Stored entries
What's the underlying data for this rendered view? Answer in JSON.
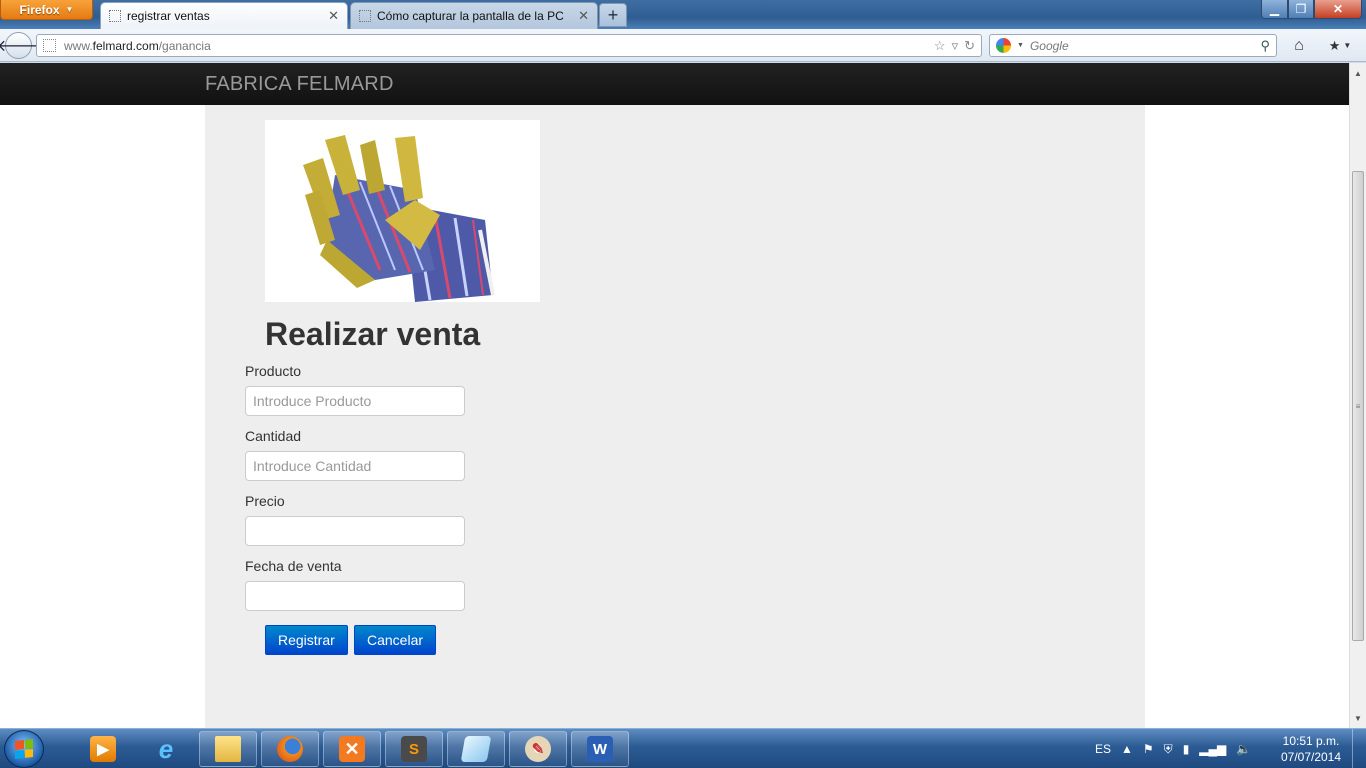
{
  "browser": {
    "app_button": "Firefox",
    "tabs": [
      {
        "title": "registrar ventas",
        "active": true
      },
      {
        "title": "Cómo capturar la pantalla de la PC",
        "active": false
      }
    ],
    "new_tab_label": "+",
    "url_prefix": "www.",
    "url_domain": "felmard.com",
    "url_path": "/ganancia",
    "search_placeholder": "Google"
  },
  "site": {
    "brand": "FABRICA FELMARD"
  },
  "form": {
    "title": "Realizar venta",
    "fields": [
      {
        "label": "Producto",
        "placeholder": "Introduce Producto",
        "value": ""
      },
      {
        "label": "Cantidad",
        "placeholder": "Introduce Cantidad",
        "value": ""
      },
      {
        "label": "Precio",
        "placeholder": "",
        "value": ""
      },
      {
        "label": "Fecha de venta",
        "placeholder": "",
        "value": ""
      }
    ],
    "submit_label": "Registrar",
    "cancel_label": "Cancelar"
  },
  "taskbar": {
    "language": "ES",
    "time": "10:51 p.m.",
    "date": "07/07/2014",
    "pinned_apps": [
      "media-player-icon",
      "internet-explorer-icon",
      "file-explorer-icon",
      "firefox-icon",
      "xampp-icon",
      "sublime-text-icon",
      "notepad-icon",
      "paint-icon",
      "word-icon"
    ]
  },
  "colors": {
    "accent": "#0055cc",
    "navbar": "#1b1b1b",
    "container": "#eeeeee"
  }
}
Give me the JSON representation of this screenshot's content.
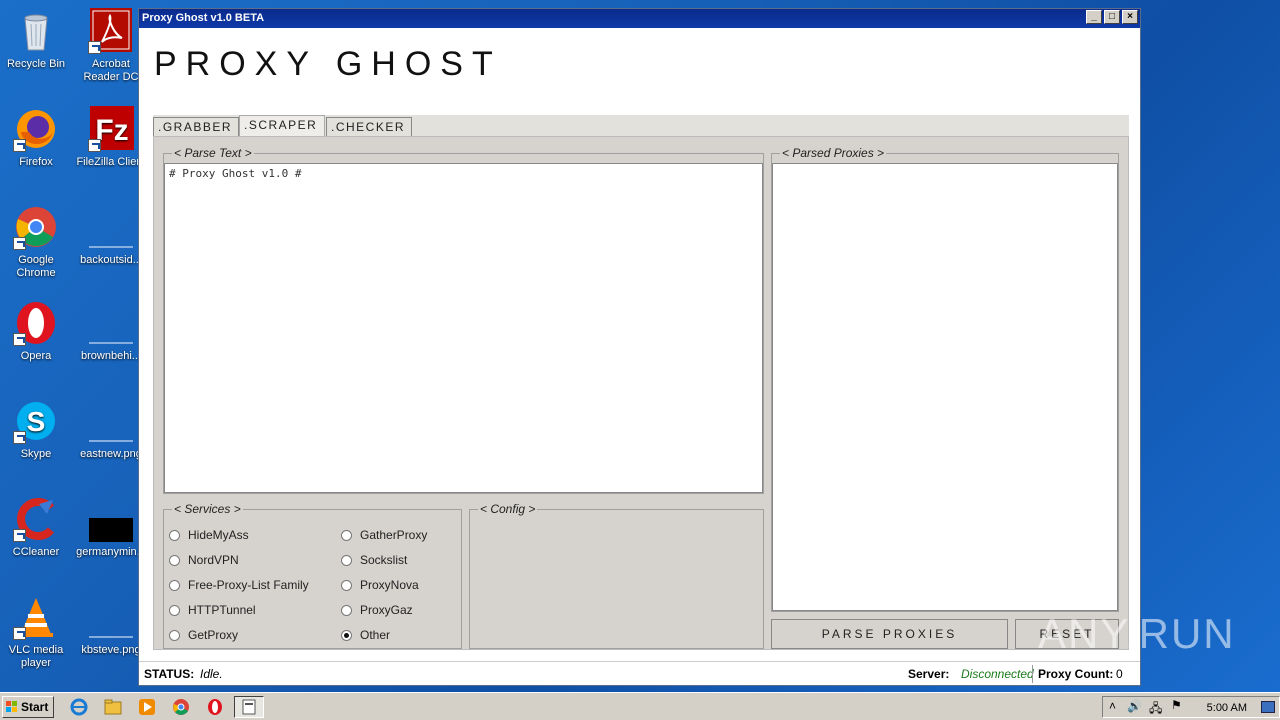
{
  "desktop": {
    "icons_col1": [
      {
        "label": "Recycle Bin",
        "icon": "recycle-bin-icon"
      },
      {
        "label": "Firefox",
        "icon": "firefox-icon"
      },
      {
        "label": "Google Chrome",
        "icon": "chrome-icon"
      },
      {
        "label": "Opera",
        "icon": "opera-icon"
      },
      {
        "label": "Skype",
        "icon": "skype-icon"
      },
      {
        "label": "CCleaner",
        "icon": "ccleaner-icon"
      },
      {
        "label": "VLC media player",
        "icon": "vlc-icon"
      }
    ],
    "icons_col2": [
      {
        "label": "Acrobat Reader DC",
        "icon": "acrobat-icon"
      },
      {
        "label": "FileZilla Client",
        "icon": "filezilla-icon"
      },
      {
        "label": "backoutsid...",
        "icon": "file-icon"
      },
      {
        "label": "brownbehi...",
        "icon": "file-icon"
      },
      {
        "label": "eastnew.png",
        "icon": "file-icon"
      },
      {
        "label": "germanymin...",
        "icon": "file-icon"
      },
      {
        "label": "kbsteve.png",
        "icon": "file-icon"
      }
    ]
  },
  "window": {
    "title": "Proxy Ghost v1.0 BETA",
    "app_heading": "PROXY GHOST",
    "tabs": [
      {
        "label": ".GRABBER",
        "active": false
      },
      {
        "label": ".SCRAPER",
        "active": true
      },
      {
        "label": ".CHECKER",
        "active": false
      }
    ],
    "parse_text": {
      "legend": "< Parse Text >",
      "content": "# Proxy Ghost v1.0 #"
    },
    "parsed_proxies": {
      "legend": "< Parsed Proxies >",
      "content": ""
    },
    "services": {
      "legend": "< Services >",
      "col1": [
        {
          "label": "HideMyAss",
          "selected": false
        },
        {
          "label": "NordVPN",
          "selected": false
        },
        {
          "label": "Free-Proxy-List Family",
          "selected": false
        },
        {
          "label": "HTTPTunnel",
          "selected": false
        },
        {
          "label": "GetProxy",
          "selected": false
        }
      ],
      "col2": [
        {
          "label": "GatherProxy",
          "selected": false
        },
        {
          "label": "Sockslist",
          "selected": false
        },
        {
          "label": "ProxyNova",
          "selected": false
        },
        {
          "label": "ProxyGaz",
          "selected": false
        },
        {
          "label": "Other",
          "selected": true
        }
      ]
    },
    "config": {
      "legend": "< Config >"
    },
    "buttons": {
      "parse": "PARSE PROXIES",
      "reset": "RESET"
    },
    "status": {
      "label": "STATUS:",
      "value": "Idle.",
      "server_label": "Server:",
      "server_value": "Disconnected",
      "count_label": "Proxy Count:",
      "count_value": "0"
    }
  },
  "watermark": "ANY.RUN",
  "taskbar": {
    "start_label": "Start",
    "clock": "5:00 AM"
  }
}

### [What the task asks]
Within the entries above, work out how many lines contain the word "Google". The number alone is the answer.

### [The completed task]
2